Data records:
***
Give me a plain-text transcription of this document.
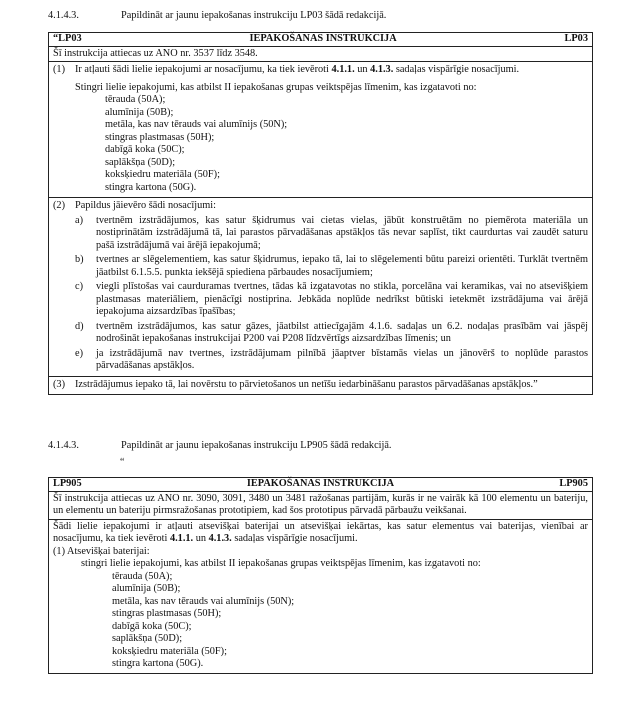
4.1.4.3.	Papildināt ar jaunu iepakošanas instrukciju LP03 šādā redakcijā.
“LP03	IEPAKOŠANAS INSTRUKCIJA	LP03

Šī instrukcija attiecas uz ANO nr. 3537 līdz 3548.

(1) Ir atļauti šādi lielie iepakojumi ar nosacījumu, ka tiek ievēroti 4.1.1. un 4.1.3. sadaļas vispārīgie nosacījumi.
Stingri lielie iepakojumi, kas atbilst II iepakošanas grupas veiktspējas līmenim, kas izgatavoti no:
tērauda (50A);
alumīnija (50B);
metāla, kas nav tērauds vai alumīnijs (50N);
stingras plastmasas (50H);
dabīgā koka (50C);
saplākšņa (50D);
koksķiedru materiāla (50F);
stingra kartona (50G).

(2) Papildus jāievēro šādi nosacījumi:
a)	tvertnēm izstrādājumos, kas satur šķidrumus vai cietas vielas, jābūt konstruētām no piemērota materiāla un nostiprinātām izstrādājumā tā, lai parastos pārvadāšanas apstākļos tās nevar saplīst, tikt caurdurtas vai zaudēt saturu pašā izstrādājumā vai ārējā iepakojumā;
b)	tvertnes ar slēgelementiem, kas satur šķidrumus, iepako tā, lai to slēgelementi būtu pareizi orientēti. Turklāt tvertnēm jāatbilst 6.1.5.5. punkta iekšējā spiediena pārbaudes nosacījumiem;
c)	viegli plīstošas vai caurduramas tvertnes, tādas kā izgatavotas no stikla, porcelāna vai keramikas, vai no atsevišķiem plastmasas materiāliem, pienācīgi nostiprina. Jebkāda noplūde nedrīkst būtiski ietekmēt izstrādājuma vai ārējā iepakojuma aizsardzības īpašības;
d)	tvertnēm izstrādājumos, kas satur gāzes, jāatbilst attiecīgajām 4.1.6. sadaļas un 6.2. nodaļas prasībām vai jāspēj nodrošināt iepakošanas instrukcijai P200 vai P208 līdzvērtīgs aizsardzības līmenis; un
e)	ja izstrādājumā nav tvertnes, izstrādājumam pilnībā jāaptver bīstamās vielas un jānovērš to noplūde parastos pārvadāšanas apstākļos.

(3) Izstrādājumus iepako tā, lai novērstu to pārvietošanos un netīšu iedarbināšanu parastos pārvadāšanas apstākļos.”
4.1.4.3.	Papildināt ar jaunu iepakošanas instrukciju LP905 šādā redakcijā.
“
LP905	IEPAKOŠANAS INSTRUKCIJA	LP905

Šī instrukcija attiecas uz ANO nr. 3090, 3091, 3480 un 3481 ražošanas partijām, kurās ir ne vairāk kā 100 elementu un bateriju, un elementu un bateriju pirmsražošanas prototipiem, kad šos prototipus pārvadā pārbaužu veikšanai.

Šādi lielie iepakojumi ir atļauti atsevišķai baterijai un atsevišķai iekārtas, kas satur elementus vai baterijas, vienībai ar nosacījumu, ka tiek ievēroti 4.1.1. un 4.1.3. sadaļas vispārīgie nosacījumi.
(1) Atsevišķai baterijai:
stingri lielie iepakojumi, kas atbilst II iepakošanas grupas veiktspējas līmenim, kas izgatavoti no:
tērauda (50A);
alumīnija (50B);
metāla, kas nav tērauds vai alumīnijs (50N);
stingras plastmasas (50H);
dabīgā koka (50C);
saplākšņa (50D);
koksķiedru materiāla (50F);
stingra kartona (50G).
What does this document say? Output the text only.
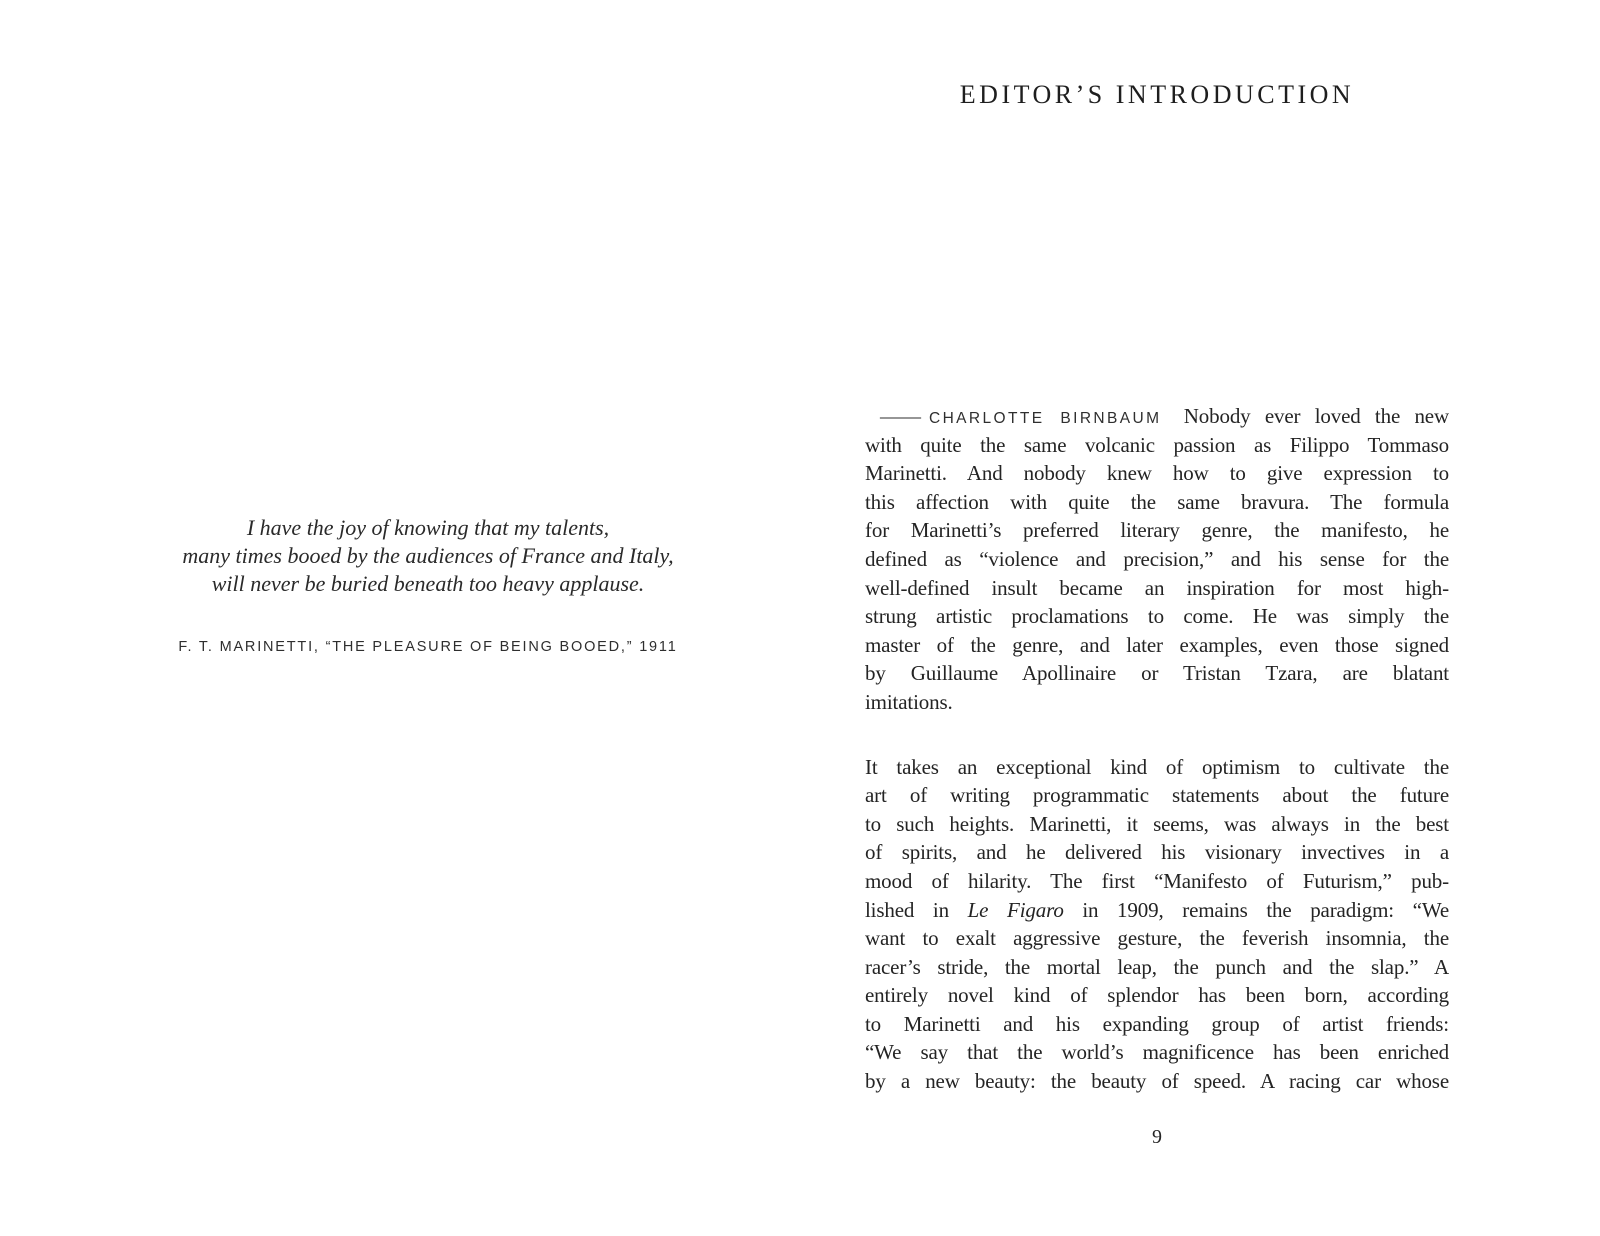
I have the joy of knowing that my talents,
many times booed by the audiences of France and Italy,
will never be buried beneath too heavy applause.
F. T. MARINETTI, “THE PLEASURE OF BEING BOOED,” 1911
EDITOR’S INTRODUCTION
—— CHARLOTTE BIRNBAUM Nobody ever loved the new
with quite the same volcanic passion as Filippo Tommaso
Marinetti. And nobody knew how to give expression to
this affection with quite the same bravura. The formula
for Marinetti’s preferred literary genre, the manifesto, he
defined as “violence and precision,” and his sense for the
well-defined insult became an inspiration for most high-
strung artistic proclamations to come. He was simply the
master of the genre, and later examples, even those signed
by Guillaume Apollinaire or Tristan Tzara, are blatant
imitations.
It takes an exceptional kind of optimism to cultivate the
art of writing programmatic statements about the future
to such heights. Marinetti, it seems, was always in the best
of spirits, and he delivered his visionary invectives in a
mood of hilarity. The first “Manifesto of Futurism,” pub-
lished in Le Figaro in 1909, remains the paradigm: “We
want to exalt aggressive gesture, the feverish insomnia, the
racer’s stride, the mortal leap, the punch and the slap.” A
entirely novel kind of splendor has been born, according
to Marinetti and his expanding group of artist friends:
“We say that the world’s magnificence has been enriched
by a new beauty: the beauty of speed. A racing car whose
9
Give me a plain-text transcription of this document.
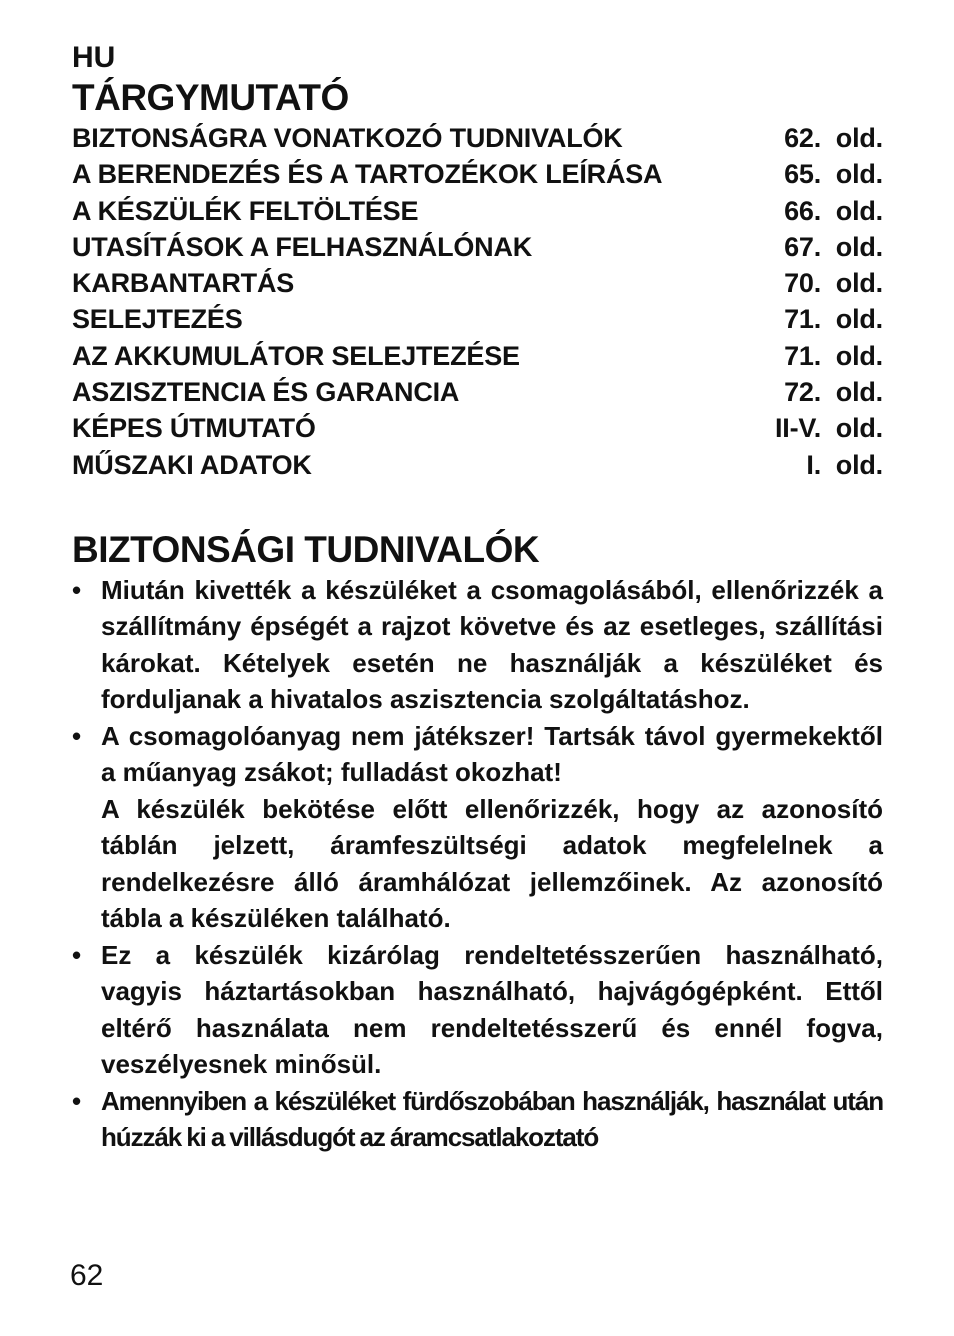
HU
TÁRGYMUTATÓ
BIZTONSÁGRA VONATKOZÓ TUDNIVALÓK	62. old.
A BERENDEZÉS ÉS A TARTOZÉKOK LEÍRÁSA	65. old.
A KÉSZÜLÉK FELTÖLTÉSE	66. old.
UTASÍTÁSOK A FELHASZNÁLÓNAK	67. old.
KARBANTARTÁS	70. old.
SELEJTEZÉS	71. old.
AZ AKKUMULÁTOR SELEJTEZÉSE	71. old.
ASZISZTENCIA ÉS GARANCIA	72. old.
KÉPES ÚTMUTATÓ	II-V. old.
MŰSZAKI ADATOK	I. old.
BIZTONSÁGI TUDNIVALÓK
• Miután kivették a készüléket a csomagolásából, ellenőrizzék a szállítmány épségét a rajzot követve és az esetleges, szállítási károkat. Kételyek esetén ne használják a készüléket és forduljanak a hivatalos aszisztencia szolgáltatáshoz.

• A csomagolóanyag nem játékszer! Tartsák távol gyermekektől a műanyag zsákot; fulladást okozhat!

A készülék bekötése előtt ellenőrizzék, hogy az azonosító táblán jelzett, áramfeszültségi adatok megfelelnek a rendelkezésre álló áramhálózat jellemzőinek. Az azonosító tábla a készüléken található.

• Ez a készülék kizárólag rendeltetésszerűen használható, vagyis háztartásokban használható, hajvágógépként. Ettől eltérő használata nem rendeltetésszerű és ennél fogva, veszélyesnek minősül.

• Amennyiben a készüléket fürdőszobában használják, használat után húzzák ki a villásdugót az áramcsatlakoztató

62
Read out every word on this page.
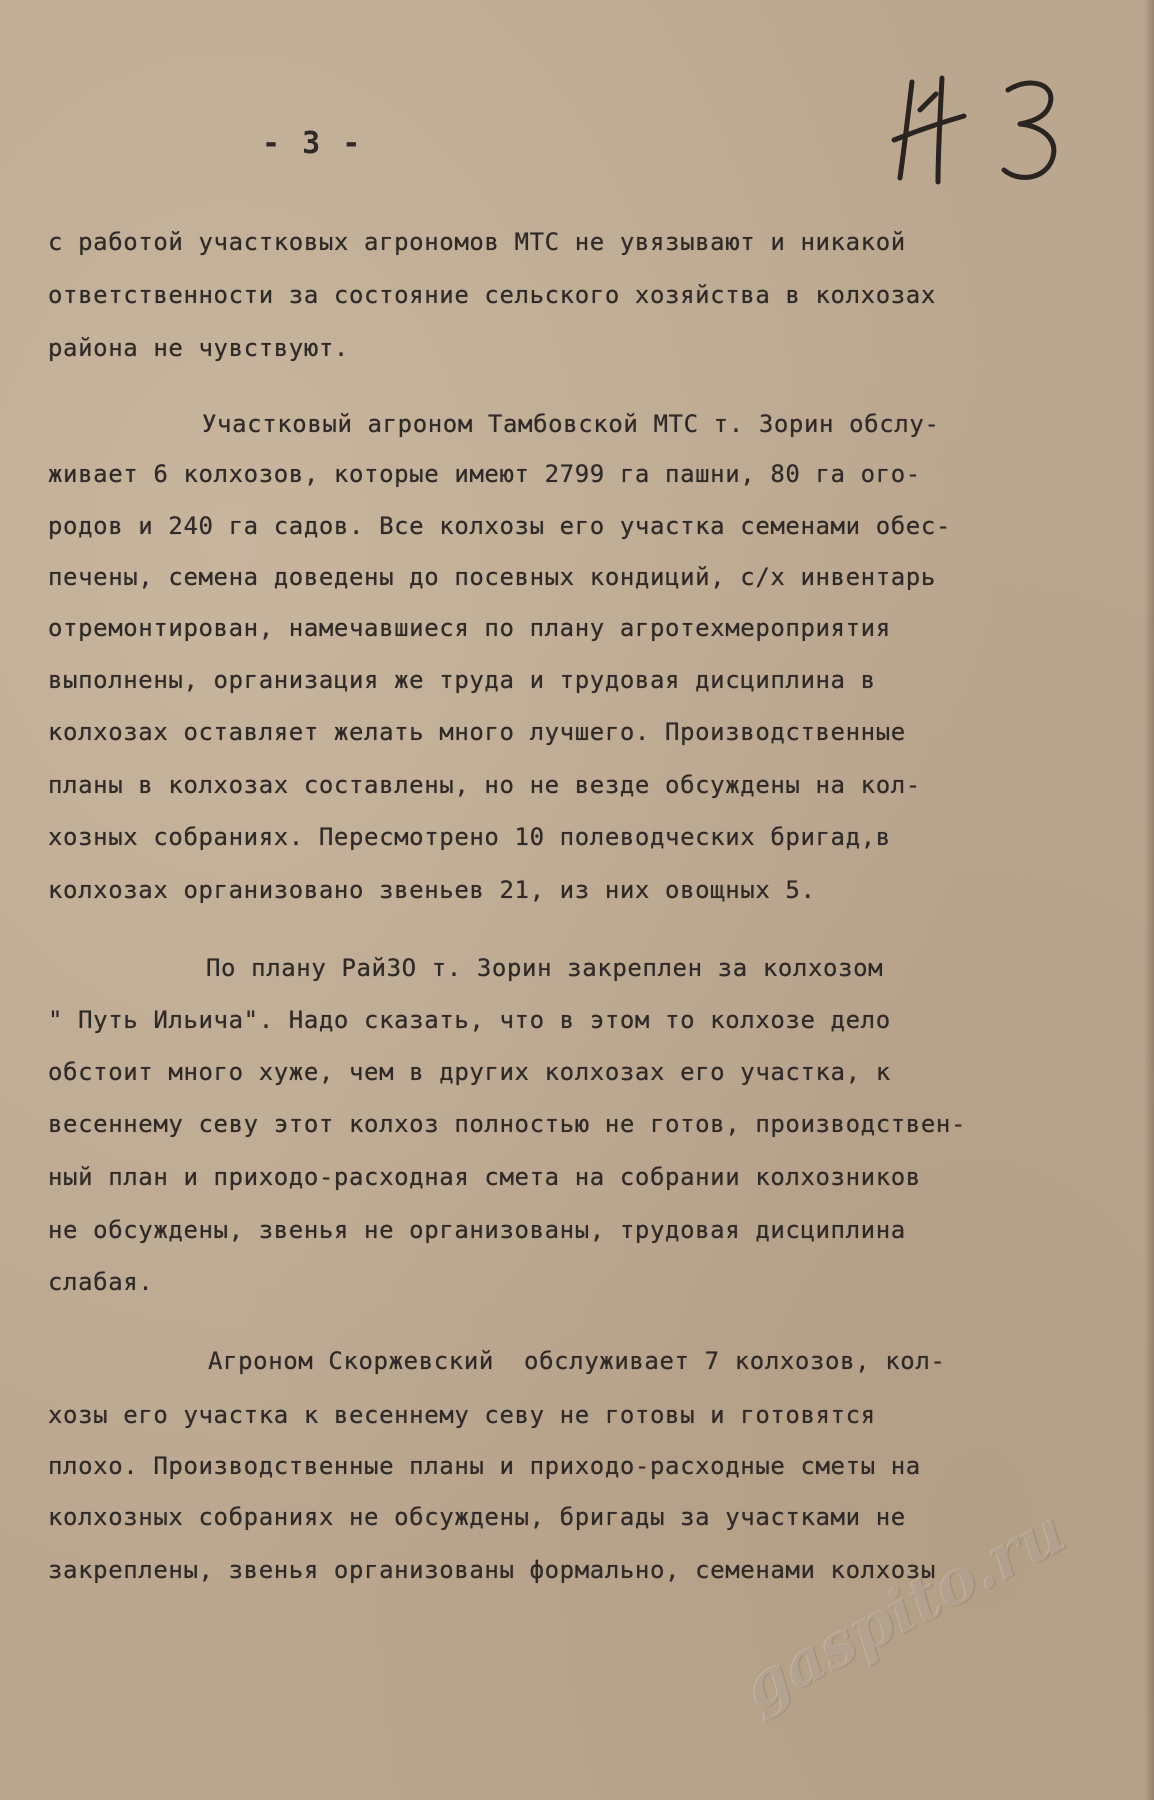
- 3 -

с работой участковых агрономов МТС не увязывают и никакой

ответственности за состояние сельского хозяйства в колхозах

района не чувствуют.

Участковый агроном Тамбовской МТС т. Зорин обслу-

живает 6 колхозов, которые имеют 2799 га пашни, 80 га ого-

родов и 240 га садов. Все колхозы его участка семенами обес-

печены, семена доведены до посевных кондиций, с/х инвентарь

отремонтирован, намечавшиеся по плану агротехмероприятия

выполнены, организация же труда и трудовая дисциплина в

колхозах оставляет желать много лучшего. Производственные

планы в колхозах составлены, но не везде обсуждены на кол-

хозных собраниях. Пересмотрено 10 полеводческих бригад,в

колхозах организовано звеньев 21, из них овощных 5.

По плану РайЗО т. Зорин закреплен за колхозом

" Путь Ильича". Надо сказать, что в этом то колхозе дело

обстоит много хуже, чем в других колхозах его участка, к

весеннему севу этот колхоз полностью не готов, производствен-

ный план и приходо-расходная смета на собрании колхозников

не обсуждены, звенья не организованы, трудовая дисциплина

слабая.

Агроном Скоржевский  обслуживает 7 колхозов, кол-

хозы его участка к весеннему севу не готовы и готовятся

плохо. Производственные планы и приходо-расходные сметы на

колхозных собраниях не обсуждены, бригады за участками не

закреплены, звенья организованы формально, семенами колхозы

gaspito.ru
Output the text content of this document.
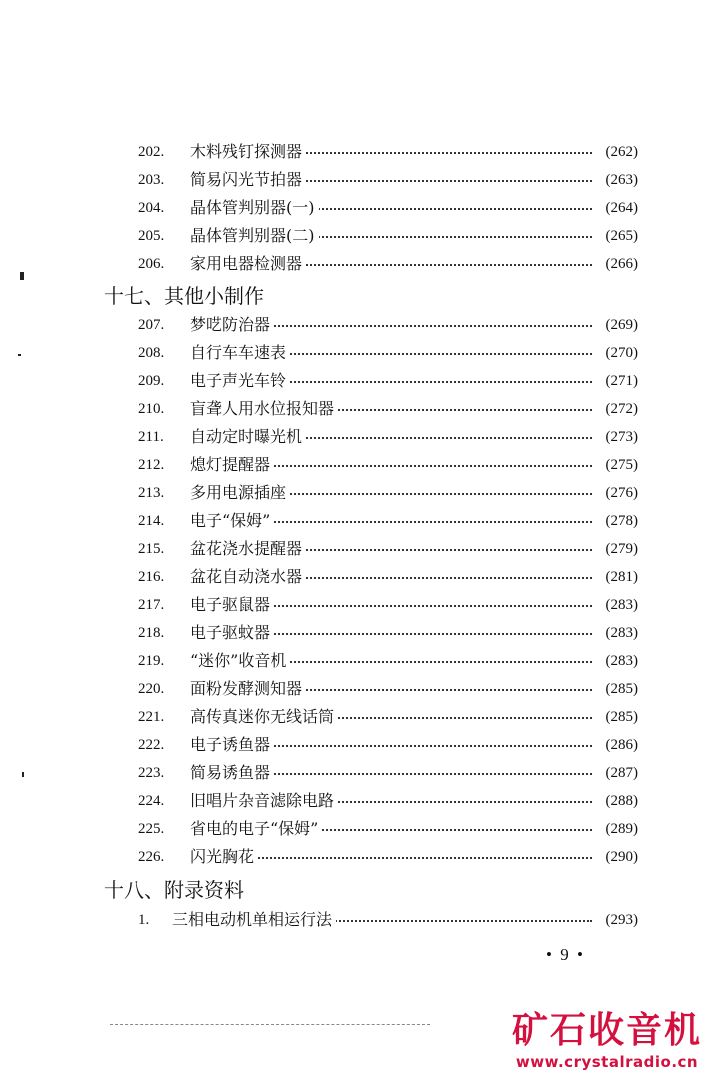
202.	木料残钉探测器	(262)
203.	简易闪光节拍器	(263)
204.	晶体管判别器(一)	(264)
205.	晶体管判别器(二)	(265)
206.	家用电器检测器	(266)
十七、其他小制作
207.	梦呓防治器	(269)
208.	自行车车速表	(270)
209.	电子声光车铃	(271)
210.	盲聋人用水位报知器	(272)
211.	自动定时曝光机	(273)
212.	熄灯提醒器	(275)
213.	多用电源插座	(276)
214.	电子“保姆”	(278)
215.	盆花浇水提醒器	(279)
216.	盆花自动浇水器	(281)
217.	电子驱鼠器	(283)
218.	电子驱蚊器	(283)
219.	“迷你”收音机	(283)
220.	面粉发酵测知器	(285)
221.	高传真迷你无线话筒	(285)
222.	电子诱鱼器	(286)
223.	简易诱鱼器	(287)
224.	旧唱片杂音滤除电路	(288)
225.	省电的电子“保姆”	(289)
226.	闪光胸花	(290)
十八、附录资料
1.	三相电动机单相运行法	(293)
• 9 •
矿石收音机
www.crystalradio.cn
***
● **Stated task**
Out of the preceding entries, pull every line containing the string "izstrādājumos".

● **Result for this task**
a)	tvertnēm izstrādājumos, kas satur šķidrumus vai cietas vielas, jābūt konstruētām no piemērota materiāla un nostiprinātām izstrādājumā tā, lai parastos pārvadāšanas apstākļos tās nevar saplīst, tikt caurdurtas vai zaudēt saturu pašā izstrādājumā vai ārējā iepakojumā;
d)	tvertnēm izstrādājumos, kas satur gāzes, jāatbilst attiecīgajām 4.1.6. sadaļas un 6.2. nodaļas prasībām vai jāspēj nodrošināt iepakošanas instrukcijai P200 vai P208 līdzvērtīgs aizsardzības līmenis; un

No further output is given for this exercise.